▶ **Direction**
Quote the whole listing exactly. Leave the pictures out of your copy.

▶ **Listed entries**
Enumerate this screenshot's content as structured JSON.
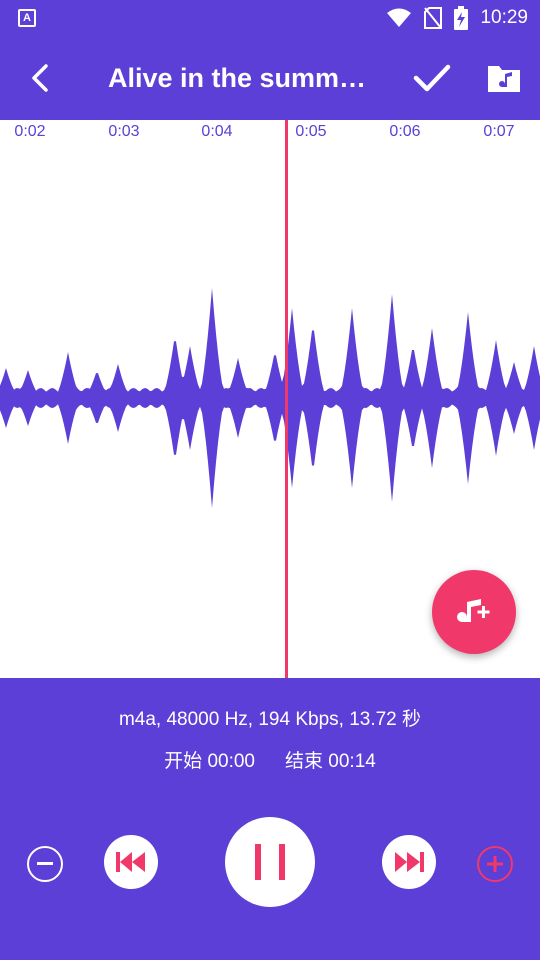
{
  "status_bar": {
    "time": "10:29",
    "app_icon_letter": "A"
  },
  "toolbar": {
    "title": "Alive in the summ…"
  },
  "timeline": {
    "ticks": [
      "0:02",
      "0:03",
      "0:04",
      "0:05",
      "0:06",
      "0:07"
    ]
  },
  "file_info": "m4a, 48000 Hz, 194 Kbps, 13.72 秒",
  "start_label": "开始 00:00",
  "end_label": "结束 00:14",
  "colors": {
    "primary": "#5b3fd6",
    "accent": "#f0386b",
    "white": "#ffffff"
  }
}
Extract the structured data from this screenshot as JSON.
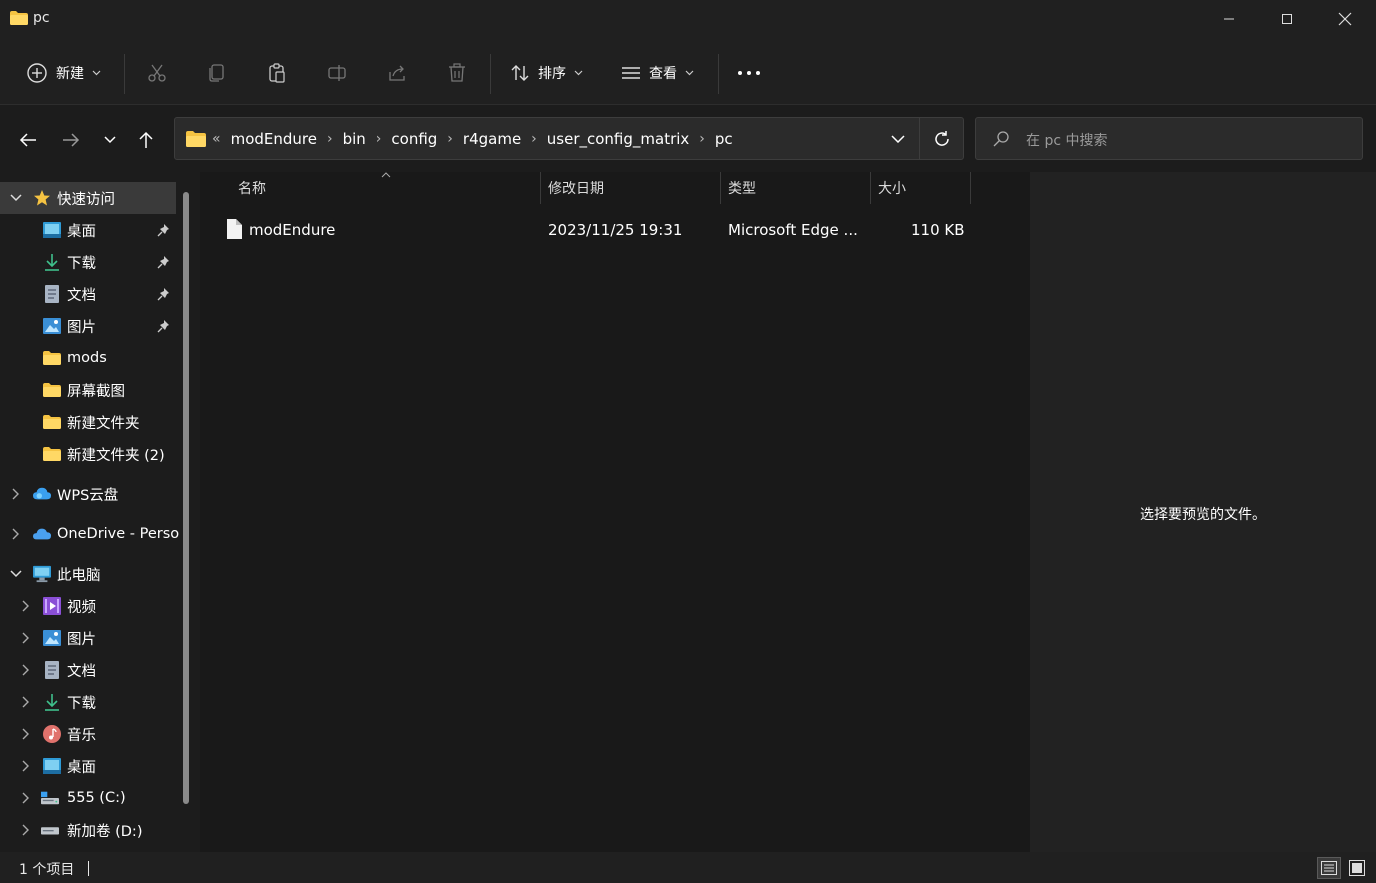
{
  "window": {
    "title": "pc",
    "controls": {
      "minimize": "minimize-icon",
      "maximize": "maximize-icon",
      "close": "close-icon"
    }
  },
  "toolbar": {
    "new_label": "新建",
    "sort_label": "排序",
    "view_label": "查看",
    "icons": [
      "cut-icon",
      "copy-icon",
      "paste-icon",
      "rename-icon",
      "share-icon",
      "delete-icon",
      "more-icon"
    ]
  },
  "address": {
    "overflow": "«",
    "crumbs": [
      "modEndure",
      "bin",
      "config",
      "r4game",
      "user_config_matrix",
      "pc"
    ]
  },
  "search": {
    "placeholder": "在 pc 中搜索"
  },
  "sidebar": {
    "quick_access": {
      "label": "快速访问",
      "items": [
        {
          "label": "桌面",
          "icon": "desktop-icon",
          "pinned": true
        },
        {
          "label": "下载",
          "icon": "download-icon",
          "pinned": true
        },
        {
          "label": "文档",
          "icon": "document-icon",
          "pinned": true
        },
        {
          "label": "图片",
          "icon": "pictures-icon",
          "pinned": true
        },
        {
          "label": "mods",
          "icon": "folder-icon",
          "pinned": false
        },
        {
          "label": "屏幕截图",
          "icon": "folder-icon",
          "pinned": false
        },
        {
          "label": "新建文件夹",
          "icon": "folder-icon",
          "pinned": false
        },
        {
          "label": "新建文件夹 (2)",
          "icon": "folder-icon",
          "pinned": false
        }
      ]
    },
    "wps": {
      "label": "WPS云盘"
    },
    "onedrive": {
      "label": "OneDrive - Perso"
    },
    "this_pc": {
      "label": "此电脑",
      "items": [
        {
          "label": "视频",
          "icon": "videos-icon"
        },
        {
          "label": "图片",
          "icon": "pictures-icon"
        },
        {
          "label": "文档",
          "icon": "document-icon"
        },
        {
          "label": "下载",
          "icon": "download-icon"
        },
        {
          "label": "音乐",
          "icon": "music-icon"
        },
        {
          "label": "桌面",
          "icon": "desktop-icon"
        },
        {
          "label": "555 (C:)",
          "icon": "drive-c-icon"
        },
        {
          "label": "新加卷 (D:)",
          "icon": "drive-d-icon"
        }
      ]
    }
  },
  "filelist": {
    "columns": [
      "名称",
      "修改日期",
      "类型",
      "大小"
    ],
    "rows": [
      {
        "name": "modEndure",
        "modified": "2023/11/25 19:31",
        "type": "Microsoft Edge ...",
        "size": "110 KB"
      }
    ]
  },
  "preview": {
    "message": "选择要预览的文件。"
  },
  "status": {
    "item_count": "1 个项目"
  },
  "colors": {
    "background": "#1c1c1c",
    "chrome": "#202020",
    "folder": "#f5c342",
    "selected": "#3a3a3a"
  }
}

▶ **Answer for the task**
Enumerate this screenshot's content as structured JSON.
{
  "status_bar": {
    "time": "10:29",
    "app_icon_letter": "A"
  },
  "toolbar": {
    "title": "Alive in the summ…"
  },
  "timeline": {
    "ticks": [
      "0:02",
      "0:03",
      "0:04",
      "0:05",
      "0:06",
      "0:07"
    ]
  },
  "file_info": "m4a, 48000 Hz, 194 Kbps, 13.72 秒",
  "start_label": "开始 00:00",
  "end_label": "结束 00:14",
  "colors": {
    "primary": "#5b3fd6",
    "accent": "#f0386b",
    "white": "#ffffff"
  }
}
Extract the structured data from this screenshot as JSON.
{
  "window": {
    "title": "pc",
    "controls": {
      "minimize": "minimize-icon",
      "maximize": "maximize-icon",
      "close": "close-icon"
    }
  },
  "toolbar": {
    "new_label": "新建",
    "sort_label": "排序",
    "view_label": "查看",
    "icons": [
      "cut-icon",
      "copy-icon",
      "paste-icon",
      "rename-icon",
      "share-icon",
      "delete-icon",
      "more-icon"
    ]
  },
  "address": {
    "overflow": "«",
    "crumbs": [
      "modEndure",
      "bin",
      "config",
      "r4game",
      "user_config_matrix",
      "pc"
    ]
  },
  "search": {
    "placeholder": "在 pc 中搜索"
  },
  "sidebar": {
    "quick_access": {
      "label": "快速访问",
      "items": [
        {
          "label": "桌面",
          "icon": "desktop-icon",
          "pinned": true
        },
        {
          "label": "下载",
          "icon": "download-icon",
          "pinned": true
        },
        {
          "label": "文档",
          "icon": "document-icon",
          "pinned": true
        },
        {
          "label": "图片",
          "icon": "pictures-icon",
          "pinned": true
        },
        {
          "label": "mods",
          "icon": "folder-icon",
          "pinned": false
        },
        {
          "label": "屏幕截图",
          "icon": "folder-icon",
          "pinned": false
        },
        {
          "label": "新建文件夹",
          "icon": "folder-icon",
          "pinned": false
        },
        {
          "label": "新建文件夹 (2)",
          "icon": "folder-icon",
          "pinned": false
        }
      ]
    },
    "wps": {
      "label": "WPS云盘"
    },
    "onedrive": {
      "label": "OneDrive - Perso"
    },
    "this_pc": {
      "label": "此电脑",
      "items": [
        {
          "label": "视频",
          "icon": "videos-icon"
        },
        {
          "label": "图片",
          "icon": "pictures-icon"
        },
        {
          "label": "文档",
          "icon": "document-icon"
        },
        {
          "label": "下载",
          "icon": "download-icon"
        },
        {
          "label": "音乐",
          "icon": "music-icon"
        },
        {
          "label": "桌面",
          "icon": "desktop-icon"
        },
        {
          "label": "555 (C:)",
          "icon": "drive-c-icon"
        },
        {
          "label": "新加卷 (D:)",
          "icon": "drive-d-icon"
        }
      ]
    }
  },
  "filelist": {
    "columns": [
      "名称",
      "修改日期",
      "类型",
      "大小"
    ],
    "rows": [
      {
        "name": "modEndure",
        "modified": "2023/11/25 19:31",
        "type": "Microsoft Edge ...",
        "size": "110 KB"
      }
    ]
  },
  "preview": {
    "message": "选择要预览的文件。"
  },
  "status": {
    "item_count": "1 个项目"
  },
  "colors": {
    "background": "#1c1c1c",
    "chrome": "#202020",
    "folder": "#f5c342",
    "selected": "#3a3a3a"
  }
}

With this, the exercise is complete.